**DATASET RECORDS**
** Begin **

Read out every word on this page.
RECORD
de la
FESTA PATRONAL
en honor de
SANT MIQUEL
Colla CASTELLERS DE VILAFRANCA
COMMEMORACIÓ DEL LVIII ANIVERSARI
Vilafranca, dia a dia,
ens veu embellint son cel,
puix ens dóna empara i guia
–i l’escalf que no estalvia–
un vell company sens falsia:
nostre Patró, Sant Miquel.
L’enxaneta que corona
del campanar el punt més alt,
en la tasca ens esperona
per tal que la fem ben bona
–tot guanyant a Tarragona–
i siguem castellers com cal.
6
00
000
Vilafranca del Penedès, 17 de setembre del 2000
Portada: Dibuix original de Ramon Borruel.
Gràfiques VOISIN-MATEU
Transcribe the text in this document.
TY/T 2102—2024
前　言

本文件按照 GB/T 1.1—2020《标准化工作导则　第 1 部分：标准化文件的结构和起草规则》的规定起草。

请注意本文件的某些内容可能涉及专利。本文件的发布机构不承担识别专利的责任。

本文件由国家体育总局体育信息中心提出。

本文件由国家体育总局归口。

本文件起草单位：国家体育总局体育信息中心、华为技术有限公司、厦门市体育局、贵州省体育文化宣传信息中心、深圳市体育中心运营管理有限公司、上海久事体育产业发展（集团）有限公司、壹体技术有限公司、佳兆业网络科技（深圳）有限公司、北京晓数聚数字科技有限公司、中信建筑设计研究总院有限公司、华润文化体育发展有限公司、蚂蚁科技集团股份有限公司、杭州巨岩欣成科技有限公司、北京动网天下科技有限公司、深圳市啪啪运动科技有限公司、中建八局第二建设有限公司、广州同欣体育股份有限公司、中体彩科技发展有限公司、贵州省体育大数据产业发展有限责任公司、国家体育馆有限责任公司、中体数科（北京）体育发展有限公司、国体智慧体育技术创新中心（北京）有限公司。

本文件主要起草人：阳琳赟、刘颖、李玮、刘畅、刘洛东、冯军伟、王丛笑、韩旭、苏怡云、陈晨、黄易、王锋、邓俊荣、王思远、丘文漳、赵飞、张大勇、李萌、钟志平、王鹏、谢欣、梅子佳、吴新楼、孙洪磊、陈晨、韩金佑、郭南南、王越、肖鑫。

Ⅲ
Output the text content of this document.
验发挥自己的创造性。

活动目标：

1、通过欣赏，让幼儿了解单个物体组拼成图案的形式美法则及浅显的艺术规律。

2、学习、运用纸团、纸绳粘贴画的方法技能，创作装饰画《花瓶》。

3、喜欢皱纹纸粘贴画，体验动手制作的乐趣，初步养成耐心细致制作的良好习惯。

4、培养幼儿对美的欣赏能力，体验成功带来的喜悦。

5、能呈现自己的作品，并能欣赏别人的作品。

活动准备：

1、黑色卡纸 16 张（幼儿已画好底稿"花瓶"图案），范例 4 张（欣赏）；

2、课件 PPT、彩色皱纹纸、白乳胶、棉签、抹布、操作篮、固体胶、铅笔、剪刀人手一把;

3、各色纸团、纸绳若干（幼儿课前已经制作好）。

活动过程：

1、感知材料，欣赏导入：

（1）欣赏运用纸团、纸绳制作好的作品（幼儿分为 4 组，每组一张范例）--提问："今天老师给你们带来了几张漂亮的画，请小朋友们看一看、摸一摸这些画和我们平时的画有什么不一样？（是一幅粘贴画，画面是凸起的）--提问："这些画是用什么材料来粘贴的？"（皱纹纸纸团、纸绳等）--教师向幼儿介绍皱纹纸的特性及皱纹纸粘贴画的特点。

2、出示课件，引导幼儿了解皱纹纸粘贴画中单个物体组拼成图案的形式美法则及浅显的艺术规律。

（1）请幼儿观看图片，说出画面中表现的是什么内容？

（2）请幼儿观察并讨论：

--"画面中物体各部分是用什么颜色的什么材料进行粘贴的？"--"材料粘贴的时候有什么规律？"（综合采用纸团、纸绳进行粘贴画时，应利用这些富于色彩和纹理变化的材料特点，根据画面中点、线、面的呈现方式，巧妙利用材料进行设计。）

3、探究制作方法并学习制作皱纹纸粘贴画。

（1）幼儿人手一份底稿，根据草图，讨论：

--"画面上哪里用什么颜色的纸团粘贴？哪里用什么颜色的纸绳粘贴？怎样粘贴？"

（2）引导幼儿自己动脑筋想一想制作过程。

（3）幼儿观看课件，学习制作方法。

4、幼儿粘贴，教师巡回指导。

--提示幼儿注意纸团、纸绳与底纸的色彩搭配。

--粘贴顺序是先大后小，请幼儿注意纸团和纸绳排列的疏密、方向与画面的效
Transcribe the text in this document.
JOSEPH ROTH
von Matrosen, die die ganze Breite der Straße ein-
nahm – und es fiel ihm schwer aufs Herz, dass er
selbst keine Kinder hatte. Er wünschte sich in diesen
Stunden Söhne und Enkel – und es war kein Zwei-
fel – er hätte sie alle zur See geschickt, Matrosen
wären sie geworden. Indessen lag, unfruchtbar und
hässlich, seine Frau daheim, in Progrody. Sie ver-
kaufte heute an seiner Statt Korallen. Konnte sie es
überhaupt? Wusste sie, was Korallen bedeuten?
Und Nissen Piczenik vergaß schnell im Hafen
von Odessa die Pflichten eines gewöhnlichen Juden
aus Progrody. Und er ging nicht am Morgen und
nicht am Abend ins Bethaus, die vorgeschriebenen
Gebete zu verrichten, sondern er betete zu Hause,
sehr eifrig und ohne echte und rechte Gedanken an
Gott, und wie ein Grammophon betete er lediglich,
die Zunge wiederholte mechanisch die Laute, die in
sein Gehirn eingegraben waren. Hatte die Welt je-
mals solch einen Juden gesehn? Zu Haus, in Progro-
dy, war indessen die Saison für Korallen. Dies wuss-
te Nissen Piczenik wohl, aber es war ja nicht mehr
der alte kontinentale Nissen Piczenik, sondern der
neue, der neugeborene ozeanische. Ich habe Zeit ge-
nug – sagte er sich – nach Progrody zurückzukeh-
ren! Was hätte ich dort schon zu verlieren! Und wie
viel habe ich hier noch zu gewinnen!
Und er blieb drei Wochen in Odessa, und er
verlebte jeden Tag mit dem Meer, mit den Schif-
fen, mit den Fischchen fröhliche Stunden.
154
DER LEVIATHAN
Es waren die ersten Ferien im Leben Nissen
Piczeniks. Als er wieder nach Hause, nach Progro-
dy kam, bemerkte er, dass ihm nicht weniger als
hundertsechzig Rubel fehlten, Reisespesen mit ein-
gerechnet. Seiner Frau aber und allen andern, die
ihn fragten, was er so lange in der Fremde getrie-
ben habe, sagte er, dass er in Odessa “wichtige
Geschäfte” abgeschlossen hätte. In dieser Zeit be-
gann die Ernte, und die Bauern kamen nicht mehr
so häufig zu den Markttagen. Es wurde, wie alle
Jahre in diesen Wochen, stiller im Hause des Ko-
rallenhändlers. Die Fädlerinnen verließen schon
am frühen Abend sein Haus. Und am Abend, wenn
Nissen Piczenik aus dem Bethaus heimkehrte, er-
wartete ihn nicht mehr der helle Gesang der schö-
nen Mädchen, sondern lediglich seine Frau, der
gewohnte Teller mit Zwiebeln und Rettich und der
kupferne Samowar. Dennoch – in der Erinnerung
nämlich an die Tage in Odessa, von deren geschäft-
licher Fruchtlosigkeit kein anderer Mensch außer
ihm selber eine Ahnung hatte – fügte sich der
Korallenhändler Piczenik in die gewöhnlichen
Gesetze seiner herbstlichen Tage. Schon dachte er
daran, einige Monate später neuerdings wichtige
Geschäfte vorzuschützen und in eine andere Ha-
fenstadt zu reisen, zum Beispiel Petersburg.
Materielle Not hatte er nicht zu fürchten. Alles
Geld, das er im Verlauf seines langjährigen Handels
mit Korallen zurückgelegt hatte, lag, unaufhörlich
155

** End **

**WHAT NEEDS TO BE DONE**
Print all of the entries exactly as they appear.

**WORKED SOLUTION**
Read out every word on this page.
RECORD
de la
FESTA PATRONAL
en honor de
SANT MIQUEL
Colla CASTELLERS DE VILAFRANCA
COMMEMORACIÓ DEL LVIII ANIVERSARI
Vilafranca, dia a dia,
ens veu embellint son cel,
puix ens dóna empara i guia
–i l’escalf que no estalvia–
un vell company sens falsia:
nostre Patró, Sant Miquel.
L’enxaneta que corona
del campanar el punt més alt,
en la tasca ens esperona
per tal que la fem ben bona
–tot guanyant a Tarragona–
i siguem castellers com cal.
6
00
000
Vilafranca del Penedès, 17 de setembre del 2000
Portada: Dibuix original de Ramon Borruel.
Gràfiques VOISIN-MATEU
Transcribe the text in this document.
TY/T 2102—2024
前　言

本文件按照 GB/T 1.1—2020《标准化工作导则　第 1 部分：标准化文件的结构和起草规则》的规定起草。

请注意本文件的某些内容可能涉及专利。本文件的发布机构不承担识别专利的责任。

本文件由国家体育总局体育信息中心提出。

本文件由国家体育总局归口。

本文件起草单位：国家体育总局体育信息中心、华为技术有限公司、厦门市体育局、贵州省体育文化宣传信息中心、深圳市体育中心运营管理有限公司、上海久事体育产业发展（集团）有限公司、壹体技术有限公司、佳兆业网络科技（深圳）有限公司、北京晓数聚数字科技有限公司、中信建筑设计研究总院有限公司、华润文化体育发展有限公司、蚂蚁科技集团股份有限公司、杭州巨岩欣成科技有限公司、北京动网天下科技有限公司、深圳市啪啪运动科技有限公司、中建八局第二建设有限公司、广州同欣体育股份有限公司、中体彩科技发展有限公司、贵州省体育大数据产业发展有限责任公司、国家体育馆有限责任公司、中体数科（北京）体育发展有限公司、国体智慧体育技术创新中心（北京）有限公司。

本文件主要起草人：阳琳赟、刘颖、李玮、刘畅、刘洛东、冯军伟、王丛笑、韩旭、苏怡云、陈晨、黄易、王锋、邓俊荣、王思远、丘文漳、赵飞、张大勇、李萌、钟志平、王鹏、谢欣、梅子佳、吴新楼、孙洪磊、陈晨、韩金佑、郭南南、王越、肖鑫。

Ⅲ
Output the text content of this document.
验发挥自己的创造性。

活动目标：

1、通过欣赏，让幼儿了解单个物体组拼成图案的形式美法则及浅显的艺术规律。

2、学习、运用纸团、纸绳粘贴画的方法技能，创作装饰画《花瓶》。

3、喜欢皱纹纸粘贴画，体验动手制作的乐趣，初步养成耐心细致制作的良好习惯。

4、培养幼儿对美的欣赏能力，体验成功带来的喜悦。

5、能呈现自己的作品，并能欣赏别人的作品。

活动准备：

1、黑色卡纸 16 张（幼儿已画好底稿"花瓶"图案），范例 4 张（欣赏）；

2、课件 PPT、彩色皱纹纸、白乳胶、棉签、抹布、操作篮、固体胶、铅笔、剪刀人手一把;

3、各色纸团、纸绳若干（幼儿课前已经制作好）。

活动过程：

1、感知材料，欣赏导入：

（1）欣赏运用纸团、纸绳制作好的作品（幼儿分为 4 组，每组一张范例）--提问："今天老师给你们带来了几张漂亮的画，请小朋友们看一看、摸一摸这些画和我们平时的画有什么不一样？（是一幅粘贴画，画面是凸起的）--提问："这些画是用什么材料来粘贴的？"（皱纹纸纸团、纸绳等）--教师向幼儿介绍皱纹纸的特性及皱纹纸粘贴画的特点。

2、出示课件，引导幼儿了解皱纹纸粘贴画中单个物体组拼成图案的形式美法则及浅显的艺术规律。

（1）请幼儿观看图片，说出画面中表现的是什么内容？

（2）请幼儿观察并讨论：

--"画面中物体各部分是用什么颜色的什么材料进行粘贴的？"--"材料粘贴的时候有什么规律？"（综合采用纸团、纸绳进行粘贴画时，应利用这些富于色彩和纹理变化的材料特点，根据画面中点、线、面的呈现方式，巧妙利用材料进行设计。）

3、探究制作方法并学习制作皱纹纸粘贴画。

（1）幼儿人手一份底稿，根据草图，讨论：

--"画面上哪里用什么颜色的纸团粘贴？哪里用什么颜色的纸绳粘贴？怎样粘贴？"

（2）引导幼儿自己动脑筋想一想制作过程。

（3）幼儿观看课件，学习制作方法。

4、幼儿粘贴，教师巡回指导。

--提示幼儿注意纸团、纸绳与底纸的色彩搭配。

--粘贴顺序是先大后小，请幼儿注意纸团和纸绳排列的疏密、方向与画面的效
Transcribe the text in this document.
JOSEPH ROTH
von Matrosen, die die ganze Breite der Straße ein-
nahm – und es fiel ihm schwer aufs Herz, dass er
selbst keine Kinder hatte. Er wünschte sich in diesen
Stunden Söhne und Enkel – und es war kein Zwei-
fel – er hätte sie alle zur See geschickt, Matrosen
wären sie geworden. Indessen lag, unfruchtbar und
hässlich, seine Frau daheim, in Progrody. Sie ver-
kaufte heute an seiner Statt Korallen. Konnte sie es
überhaupt? Wusste sie, was Korallen bedeuten?
Und Nissen Piczenik vergaß schnell im Hafen
von Odessa die Pflichten eines gewöhnlichen Juden
aus Progrody. Und er ging nicht am Morgen und
nicht am Abend ins Bethaus, die vorgeschriebenen
Gebete zu verrichten, sondern er betete zu Hause,
sehr eifrig und ohne echte und rechte Gedanken an
Gott, und wie ein Grammophon betete er lediglich,
die Zunge wiederholte mechanisch die Laute, die in
sein Gehirn eingegraben waren. Hatte die Welt je-
mals solch einen Juden gesehn? Zu Haus, in Progro-
dy, war indessen die Saison für Korallen. Dies wuss-
te Nissen Piczenik wohl, aber es war ja nicht mehr
der alte kontinentale Nissen Piczenik, sondern der
neue, der neugeborene ozeanische. Ich habe Zeit ge-
nug – sagte er sich – nach Progrody zurückzukeh-
ren! Was hätte ich dort schon zu verlieren! Und wie
viel habe ich hier noch zu gewinnen!
Und er blieb drei Wochen in Odessa, und er
verlebte jeden Tag mit dem Meer, mit den Schif-
fen, mit den Fischchen fröhliche Stunden.
154
DER LEVIATHAN
Es waren die ersten Ferien im Leben Nissen
Piczeniks. Als er wieder nach Hause, nach Progro-
dy kam, bemerkte er, dass ihm nicht weniger als
hundertsechzig Rubel fehlten, Reisespesen mit ein-
gerechnet. Seiner Frau aber und allen andern, die
ihn fragten, was er so lange in der Fremde getrie-
ben habe, sagte er, dass er in Odessa “wichtige
Geschäfte” abgeschlossen hätte. In dieser Zeit be-
gann die Ernte, und die Bauern kamen nicht mehr
so häufig zu den Markttagen. Es wurde, wie alle
Jahre in diesen Wochen, stiller im Hause des Ko-
rallenhändlers. Die Fädlerinnen verließen schon
am frühen Abend sein Haus. Und am Abend, wenn
Nissen Piczenik aus dem Bethaus heimkehrte, er-
wartete ihn nicht mehr der helle Gesang der schö-
nen Mädchen, sondern lediglich seine Frau, der
gewohnte Teller mit Zwiebeln und Rettich und der
kupferne Samowar. Dennoch – in der Erinnerung
nämlich an die Tage in Odessa, von deren geschäft-
licher Fruchtlosigkeit kein anderer Mensch außer
ihm selber eine Ahnung hatte – fügte sich der
Korallenhändler Piczenik in die gewöhnlichen
Gesetze seiner herbstlichen Tage. Schon dachte er
daran, einige Monate später neuerdings wichtige
Geschäfte vorzuschützen und in eine andere Ha-
fenstadt zu reisen, zum Beispiel Petersburg.
Materielle Not hatte er nicht zu fürchten. Alles
Geld, das er im Verlauf seines langjährigen Handels
mit Korallen zurückgelegt hatte, lag, unaufhörlich
155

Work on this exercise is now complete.